(Dataset entries on figures)
-*-

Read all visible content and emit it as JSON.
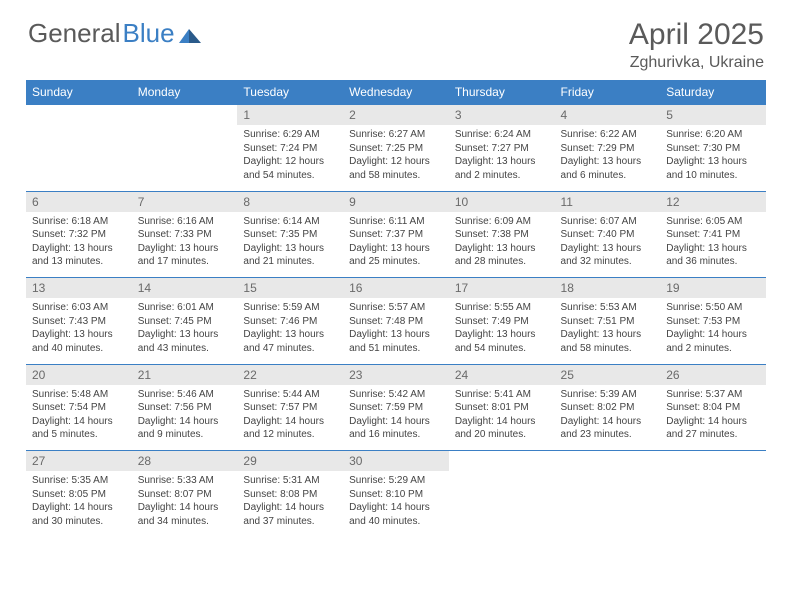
{
  "brand": {
    "name_a": "General",
    "name_b": "Blue"
  },
  "title": "April 2025",
  "location": "Zghurivka, Ukraine",
  "colors": {
    "header_bg": "#3b7fc4",
    "header_text": "#ffffff",
    "daynum_bg": "#e8e8e8",
    "daynum_text": "#6a6a6a",
    "body_text": "#444444",
    "title_text": "#5a5a5a"
  },
  "day_headers": [
    "Sunday",
    "Monday",
    "Tuesday",
    "Wednesday",
    "Thursday",
    "Friday",
    "Saturday"
  ],
  "weeks": [
    {
      "nums": [
        "",
        "",
        "1",
        "2",
        "3",
        "4",
        "5"
      ],
      "cells": [
        "",
        "",
        "Sunrise: 6:29 AM\nSunset: 7:24 PM\nDaylight: 12 hours and 54 minutes.",
        "Sunrise: 6:27 AM\nSunset: 7:25 PM\nDaylight: 12 hours and 58 minutes.",
        "Sunrise: 6:24 AM\nSunset: 7:27 PM\nDaylight: 13 hours and 2 minutes.",
        "Sunrise: 6:22 AM\nSunset: 7:29 PM\nDaylight: 13 hours and 6 minutes.",
        "Sunrise: 6:20 AM\nSunset: 7:30 PM\nDaylight: 13 hours and 10 minutes."
      ]
    },
    {
      "nums": [
        "6",
        "7",
        "8",
        "9",
        "10",
        "11",
        "12"
      ],
      "cells": [
        "Sunrise: 6:18 AM\nSunset: 7:32 PM\nDaylight: 13 hours and 13 minutes.",
        "Sunrise: 6:16 AM\nSunset: 7:33 PM\nDaylight: 13 hours and 17 minutes.",
        "Sunrise: 6:14 AM\nSunset: 7:35 PM\nDaylight: 13 hours and 21 minutes.",
        "Sunrise: 6:11 AM\nSunset: 7:37 PM\nDaylight: 13 hours and 25 minutes.",
        "Sunrise: 6:09 AM\nSunset: 7:38 PM\nDaylight: 13 hours and 28 minutes.",
        "Sunrise: 6:07 AM\nSunset: 7:40 PM\nDaylight: 13 hours and 32 minutes.",
        "Sunrise: 6:05 AM\nSunset: 7:41 PM\nDaylight: 13 hours and 36 minutes."
      ]
    },
    {
      "nums": [
        "13",
        "14",
        "15",
        "16",
        "17",
        "18",
        "19"
      ],
      "cells": [
        "Sunrise: 6:03 AM\nSunset: 7:43 PM\nDaylight: 13 hours and 40 minutes.",
        "Sunrise: 6:01 AM\nSunset: 7:45 PM\nDaylight: 13 hours and 43 minutes.",
        "Sunrise: 5:59 AM\nSunset: 7:46 PM\nDaylight: 13 hours and 47 minutes.",
        "Sunrise: 5:57 AM\nSunset: 7:48 PM\nDaylight: 13 hours and 51 minutes.",
        "Sunrise: 5:55 AM\nSunset: 7:49 PM\nDaylight: 13 hours and 54 minutes.",
        "Sunrise: 5:53 AM\nSunset: 7:51 PM\nDaylight: 13 hours and 58 minutes.",
        "Sunrise: 5:50 AM\nSunset: 7:53 PM\nDaylight: 14 hours and 2 minutes."
      ]
    },
    {
      "nums": [
        "20",
        "21",
        "22",
        "23",
        "24",
        "25",
        "26"
      ],
      "cells": [
        "Sunrise: 5:48 AM\nSunset: 7:54 PM\nDaylight: 14 hours and 5 minutes.",
        "Sunrise: 5:46 AM\nSunset: 7:56 PM\nDaylight: 14 hours and 9 minutes.",
        "Sunrise: 5:44 AM\nSunset: 7:57 PM\nDaylight: 14 hours and 12 minutes.",
        "Sunrise: 5:42 AM\nSunset: 7:59 PM\nDaylight: 14 hours and 16 minutes.",
        "Sunrise: 5:41 AM\nSunset: 8:01 PM\nDaylight: 14 hours and 20 minutes.",
        "Sunrise: 5:39 AM\nSunset: 8:02 PM\nDaylight: 14 hours and 23 minutes.",
        "Sunrise: 5:37 AM\nSunset: 8:04 PM\nDaylight: 14 hours and 27 minutes."
      ]
    },
    {
      "nums": [
        "27",
        "28",
        "29",
        "30",
        "",
        "",
        ""
      ],
      "cells": [
        "Sunrise: 5:35 AM\nSunset: 8:05 PM\nDaylight: 14 hours and 30 minutes.",
        "Sunrise: 5:33 AM\nSunset: 8:07 PM\nDaylight: 14 hours and 34 minutes.",
        "Sunrise: 5:31 AM\nSunset: 8:08 PM\nDaylight: 14 hours and 37 minutes.",
        "Sunrise: 5:29 AM\nSunset: 8:10 PM\nDaylight: 14 hours and 40 minutes.",
        "",
        "",
        ""
      ]
    }
  ]
}
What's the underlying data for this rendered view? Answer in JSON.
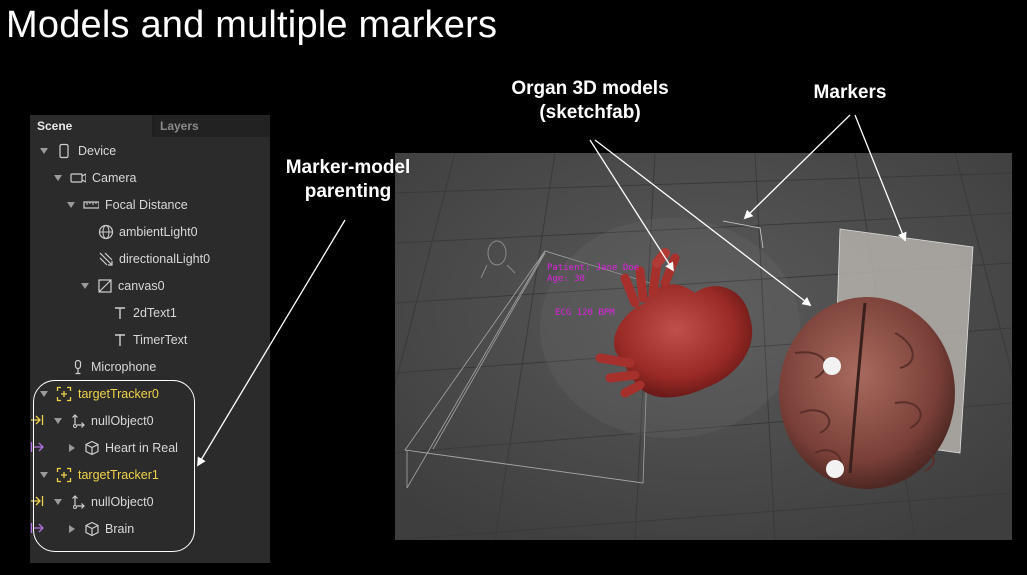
{
  "slide": {
    "title": "Models and multiple markers"
  },
  "panel": {
    "tabs": [
      {
        "label": "Scene",
        "active": true
      },
      {
        "label": "Layers",
        "active": false
      }
    ],
    "tree": [
      {
        "label": "Device",
        "icon": "phone-icon",
        "expanded": true
      },
      {
        "label": "Camera",
        "icon": "camera-icon",
        "expanded": true
      },
      {
        "label": "Focal Distance",
        "icon": "ruler-icon",
        "expanded": true
      },
      {
        "label": "ambientLight0",
        "icon": "globe-light-icon"
      },
      {
        "label": "directionalLight0",
        "icon": "directional-light-icon"
      },
      {
        "label": "canvas0",
        "icon": "canvas-icon",
        "expanded": true
      },
      {
        "label": "2dText1",
        "icon": "text-icon"
      },
      {
        "label": "TimerText",
        "icon": "text-icon"
      },
      {
        "label": "Microphone",
        "icon": "microphone-icon"
      },
      {
        "label": "targetTracker0",
        "icon": "target-tracker-icon",
        "expanded": true,
        "highlight": "#f0d24a"
      },
      {
        "label": "nullObject0",
        "icon": "null-object-icon",
        "expanded": true,
        "tail": "tracker-link-icon"
      },
      {
        "label": "Heart in Real",
        "icon": "cube-icon",
        "expanded": false,
        "tail": "child-link-icon"
      },
      {
        "label": "targetTracker1",
        "icon": "target-tracker-icon",
        "expanded": true,
        "highlight": "#f0d24a"
      },
      {
        "label": "nullObject0",
        "icon": "null-object-icon",
        "expanded": true,
        "tail": "tracker-link-icon"
      },
      {
        "label": "Brain",
        "icon": "cube-icon",
        "expanded": false,
        "tail": "child-link-icon"
      }
    ]
  },
  "annotations": {
    "marker_model": "Marker-model\nparenting",
    "organ_models_line1": "Organ 3D models",
    "organ_models_line2": "(sketchfab)",
    "markers": "Markers"
  },
  "viewport": {
    "overlay_text": [
      "Patient: Jane Doe",
      "Age: 30",
      "ECG 120 BPM"
    ],
    "overlay_color": "#e020e0"
  },
  "colors": {
    "yellow": "#f0d24a",
    "purple": "#b070e0"
  }
}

-*-

**WORK INSTRUCTIONS:** Reproduce all of the entries word for word, skipping any pictures they hold.

**CORRECT OUTPUT:**
Read all visible content and emit it as JSON.
{
  "brand": {
    "name_a": "General",
    "name_b": "Blue"
  },
  "title": "April 2025",
  "location": "Zghurivka, Ukraine",
  "colors": {
    "header_bg": "#3b7fc4",
    "header_text": "#ffffff",
    "daynum_bg": "#e8e8e8",
    "daynum_text": "#6a6a6a",
    "body_text": "#444444",
    "title_text": "#5a5a5a"
  },
  "day_headers": [
    "Sunday",
    "Monday",
    "Tuesday",
    "Wednesday",
    "Thursday",
    "Friday",
    "Saturday"
  ],
  "weeks": [
    {
      "nums": [
        "",
        "",
        "1",
        "2",
        "3",
        "4",
        "5"
      ],
      "cells": [
        "",
        "",
        "Sunrise: 6:29 AM\nSunset: 7:24 PM\nDaylight: 12 hours and 54 minutes.",
        "Sunrise: 6:27 AM\nSunset: 7:25 PM\nDaylight: 12 hours and 58 minutes.",
        "Sunrise: 6:24 AM\nSunset: 7:27 PM\nDaylight: 13 hours and 2 minutes.",
        "Sunrise: 6:22 AM\nSunset: 7:29 PM\nDaylight: 13 hours and 6 minutes.",
        "Sunrise: 6:20 AM\nSunset: 7:30 PM\nDaylight: 13 hours and 10 minutes."
      ]
    },
    {
      "nums": [
        "6",
        "7",
        "8",
        "9",
        "10",
        "11",
        "12"
      ],
      "cells": [
        "Sunrise: 6:18 AM\nSunset: 7:32 PM\nDaylight: 13 hours and 13 minutes.",
        "Sunrise: 6:16 AM\nSunset: 7:33 PM\nDaylight: 13 hours and 17 minutes.",
        "Sunrise: 6:14 AM\nSunset: 7:35 PM\nDaylight: 13 hours and 21 minutes.",
        "Sunrise: 6:11 AM\nSunset: 7:37 PM\nDaylight: 13 hours and 25 minutes.",
        "Sunrise: 6:09 AM\nSunset: 7:38 PM\nDaylight: 13 hours and 28 minutes.",
        "Sunrise: 6:07 AM\nSunset: 7:40 PM\nDaylight: 13 hours and 32 minutes.",
        "Sunrise: 6:05 AM\nSunset: 7:41 PM\nDaylight: 13 hours and 36 minutes."
      ]
    },
    {
      "nums": [
        "13",
        "14",
        "15",
        "16",
        "17",
        "18",
        "19"
      ],
      "cells": [
        "Sunrise: 6:03 AM\nSunset: 7:43 PM\nDaylight: 13 hours and 40 minutes.",
        "Sunrise: 6:01 AM\nSunset: 7:45 PM\nDaylight: 13 hours and 43 minutes.",
        "Sunrise: 5:59 AM\nSunset: 7:46 PM\nDaylight: 13 hours and 47 minutes.",
        "Sunrise: 5:57 AM\nSunset: 7:48 PM\nDaylight: 13 hours and 51 minutes.",
        "Sunrise: 5:55 AM\nSunset: 7:49 PM\nDaylight: 13 hours and 54 minutes.",
        "Sunrise: 5:53 AM\nSunset: 7:51 PM\nDaylight: 13 hours and 58 minutes.",
        "Sunrise: 5:50 AM\nSunset: 7:53 PM\nDaylight: 14 hours and 2 minutes."
      ]
    },
    {
      "nums": [
        "20",
        "21",
        "22",
        "23",
        "24",
        "25",
        "26"
      ],
      "cells": [
        "Sunrise: 5:48 AM\nSunset: 7:54 PM\nDaylight: 14 hours and 5 minutes.",
        "Sunrise: 5:46 AM\nSunset: 7:56 PM\nDaylight: 14 hours and 9 minutes.",
        "Sunrise: 5:44 AM\nSunset: 7:57 PM\nDaylight: 14 hours and 12 minutes.",
        "Sunrise: 5:42 AM\nSunset: 7:59 PM\nDaylight: 14 hours and 16 minutes.",
        "Sunrise: 5:41 AM\nSunset: 8:01 PM\nDaylight: 14 hours and 20 minutes.",
        "Sunrise: 5:39 AM\nSunset: 8:02 PM\nDaylight: 14 hours and 23 minutes.",
        "Sunrise: 5:37 AM\nSunset: 8:04 PM\nDaylight: 14 hours and 27 minutes."
      ]
    },
    {
      "nums": [
        "27",
        "28",
        "29",
        "30",
        "",
        "",
        ""
      ],
      "cells": [
        "Sunrise: 5:35 AM\nSunset: 8:05 PM\nDaylight: 14 hours and 30 minutes.",
        "Sunrise: 5:33 AM\nSunset: 8:07 PM\nDaylight: 14 hours and 34 minutes.",
        "Sunrise: 5:31 AM\nSunset: 8:08 PM\nDaylight: 14 hours and 37 minutes.",
        "Sunrise: 5:29 AM\nSunset: 8:10 PM\nDaylight: 14 hours and 40 minutes.",
        "",
        "",
        ""
      ]
    }
  ]
}
What's the underlying data for this rendered view? Answer in JSON.
{
  "slide": {
    "title": "Models and multiple markers"
  },
  "panel": {
    "tabs": [
      {
        "label": "Scene",
        "active": true
      },
      {
        "label": "Layers",
        "active": false
      }
    ],
    "tree": [
      {
        "label": "Device",
        "icon": "phone-icon",
        "expanded": true
      },
      {
        "label": "Camera",
        "icon": "camera-icon",
        "expanded": true
      },
      {
        "label": "Focal Distance",
        "icon": "ruler-icon",
        "expanded": true
      },
      {
        "label": "ambientLight0",
        "icon": "globe-light-icon"
      },
      {
        "label": "directionalLight0",
        "icon": "directional-light-icon"
      },
      {
        "label": "canvas0",
        "icon": "canvas-icon",
        "expanded": true
      },
      {
        "label": "2dText1",
        "icon": "text-icon"
      },
      {
        "label": "TimerText",
        "icon": "text-icon"
      },
      {
        "label": "Microphone",
        "icon": "microphone-icon"
      },
      {
        "label": "targetTracker0",
        "icon": "target-tracker-icon",
        "expanded": true,
        "highlight": "#f0d24a"
      },
      {
        "label": "nullObject0",
        "icon": "null-object-icon",
        "expanded": true,
        "tail": "tracker-link-icon"
      },
      {
        "label": "Heart in Real",
        "icon": "cube-icon",
        "expanded": false,
        "tail": "child-link-icon"
      },
      {
        "label": "targetTracker1",
        "icon": "target-tracker-icon",
        "expanded": true,
        "highlight": "#f0d24a"
      },
      {
        "label": "nullObject0",
        "icon": "null-object-icon",
        "expanded": true,
        "tail": "tracker-link-icon"
      },
      {
        "label": "Brain",
        "icon": "cube-icon",
        "expanded": false,
        "tail": "child-link-icon"
      }
    ]
  },
  "annotations": {
    "marker_model": "Marker-model\nparenting",
    "organ_models_line1": "Organ 3D models",
    "organ_models_line2": "(sketchfab)",
    "markers": "Markers"
  },
  "viewport": {
    "overlay_text": [
      "Patient: Jane Doe",
      "Age: 30",
      "ECG 120 BPM"
    ],
    "overlay_color": "#e020e0"
  },
  "colors": {
    "yellow": "#f0d24a",
    "purple": "#b070e0"
  }
}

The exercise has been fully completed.